-- start --
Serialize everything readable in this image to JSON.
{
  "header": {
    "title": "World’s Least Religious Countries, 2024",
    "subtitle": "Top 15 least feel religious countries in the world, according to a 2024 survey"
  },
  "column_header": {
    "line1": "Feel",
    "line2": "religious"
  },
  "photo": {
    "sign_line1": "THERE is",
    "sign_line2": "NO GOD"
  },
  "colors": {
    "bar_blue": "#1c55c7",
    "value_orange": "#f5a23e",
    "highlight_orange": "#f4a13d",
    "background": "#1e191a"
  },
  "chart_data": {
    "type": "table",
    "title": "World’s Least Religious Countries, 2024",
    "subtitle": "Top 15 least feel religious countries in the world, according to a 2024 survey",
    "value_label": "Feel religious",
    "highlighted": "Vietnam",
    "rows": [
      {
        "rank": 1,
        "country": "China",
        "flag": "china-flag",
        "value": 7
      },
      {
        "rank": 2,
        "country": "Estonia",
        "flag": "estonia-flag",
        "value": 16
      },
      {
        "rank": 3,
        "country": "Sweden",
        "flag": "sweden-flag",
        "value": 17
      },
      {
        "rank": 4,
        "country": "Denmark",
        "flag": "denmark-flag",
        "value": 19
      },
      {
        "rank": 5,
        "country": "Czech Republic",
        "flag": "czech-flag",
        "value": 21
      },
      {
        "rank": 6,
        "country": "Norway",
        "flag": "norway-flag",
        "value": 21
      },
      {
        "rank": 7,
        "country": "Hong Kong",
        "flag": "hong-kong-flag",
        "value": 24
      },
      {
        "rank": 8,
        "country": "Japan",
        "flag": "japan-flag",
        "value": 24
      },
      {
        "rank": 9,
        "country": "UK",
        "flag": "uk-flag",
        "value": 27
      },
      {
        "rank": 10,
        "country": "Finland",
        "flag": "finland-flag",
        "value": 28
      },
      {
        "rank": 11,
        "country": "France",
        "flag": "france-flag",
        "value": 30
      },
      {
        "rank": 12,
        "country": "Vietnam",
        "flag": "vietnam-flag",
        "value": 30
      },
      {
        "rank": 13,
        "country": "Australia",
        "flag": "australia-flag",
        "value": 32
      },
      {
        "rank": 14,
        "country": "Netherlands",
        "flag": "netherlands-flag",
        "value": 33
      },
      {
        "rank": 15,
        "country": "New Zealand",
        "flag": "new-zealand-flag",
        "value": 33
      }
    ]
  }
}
-- end --
What is asked: The records above are to be repeated exactly, in their entirety.

In response:
Serialize everything readable in this image to JSON.
{
  "header": {
    "title": "World’s Least Religious Countries, 2024",
    "subtitle": "Top 15 least feel religious countries in the world, according to a 2024 survey"
  },
  "column_header": {
    "line1": "Feel",
    "line2": "religious"
  },
  "photo": {
    "sign_line1": "THERE is",
    "sign_line2": "NO GOD"
  },
  "colors": {
    "bar_blue": "#1c55c7",
    "value_orange": "#f5a23e",
    "highlight_orange": "#f4a13d",
    "background": "#1e191a"
  },
  "chart_data": {
    "type": "table",
    "title": "World’s Least Religious Countries, 2024",
    "subtitle": "Top 15 least feel religious countries in the world, according to a 2024 survey",
    "value_label": "Feel religious",
    "highlighted": "Vietnam",
    "rows": [
      {
        "rank": 1,
        "country": "China",
        "flag": "china-flag",
        "value": 7
      },
      {
        "rank": 2,
        "country": "Estonia",
        "flag": "estonia-flag",
        "value": 16
      },
      {
        "rank": 3,
        "country": "Sweden",
        "flag": "sweden-flag",
        "value": 17
      },
      {
        "rank": 4,
        "country": "Denmark",
        "flag": "denmark-flag",
        "value": 19
      },
      {
        "rank": 5,
        "country": "Czech Republic",
        "flag": "czech-flag",
        "value": 21
      },
      {
        "rank": 6,
        "country": "Norway",
        "flag": "norway-flag",
        "value": 21
      },
      {
        "rank": 7,
        "country": "Hong Kong",
        "flag": "hong-kong-flag",
        "value": 24
      },
      {
        "rank": 8,
        "country": "Japan",
        "flag": "japan-flag",
        "value": 24
      },
      {
        "rank": 9,
        "country": "UK",
        "flag": "uk-flag",
        "value": 27
      },
      {
        "rank": 10,
        "country": "Finland",
        "flag": "finland-flag",
        "value": 28
      },
      {
        "rank": 11,
        "country": "France",
        "flag": "france-flag",
        "value": 30
      },
      {
        "rank": 12,
        "country": "Vietnam",
        "flag": "vietnam-flag",
        "value": 30
      },
      {
        "rank": 13,
        "country": "Australia",
        "flag": "australia-flag",
        "value": 32
      },
      {
        "rank": 14,
        "country": "Netherlands",
        "flag": "netherlands-flag",
        "value": 33
      },
      {
        "rank": 15,
        "country": "New Zealand",
        "flag": "new-zealand-flag",
        "value": 33
      }
    ]
  }
}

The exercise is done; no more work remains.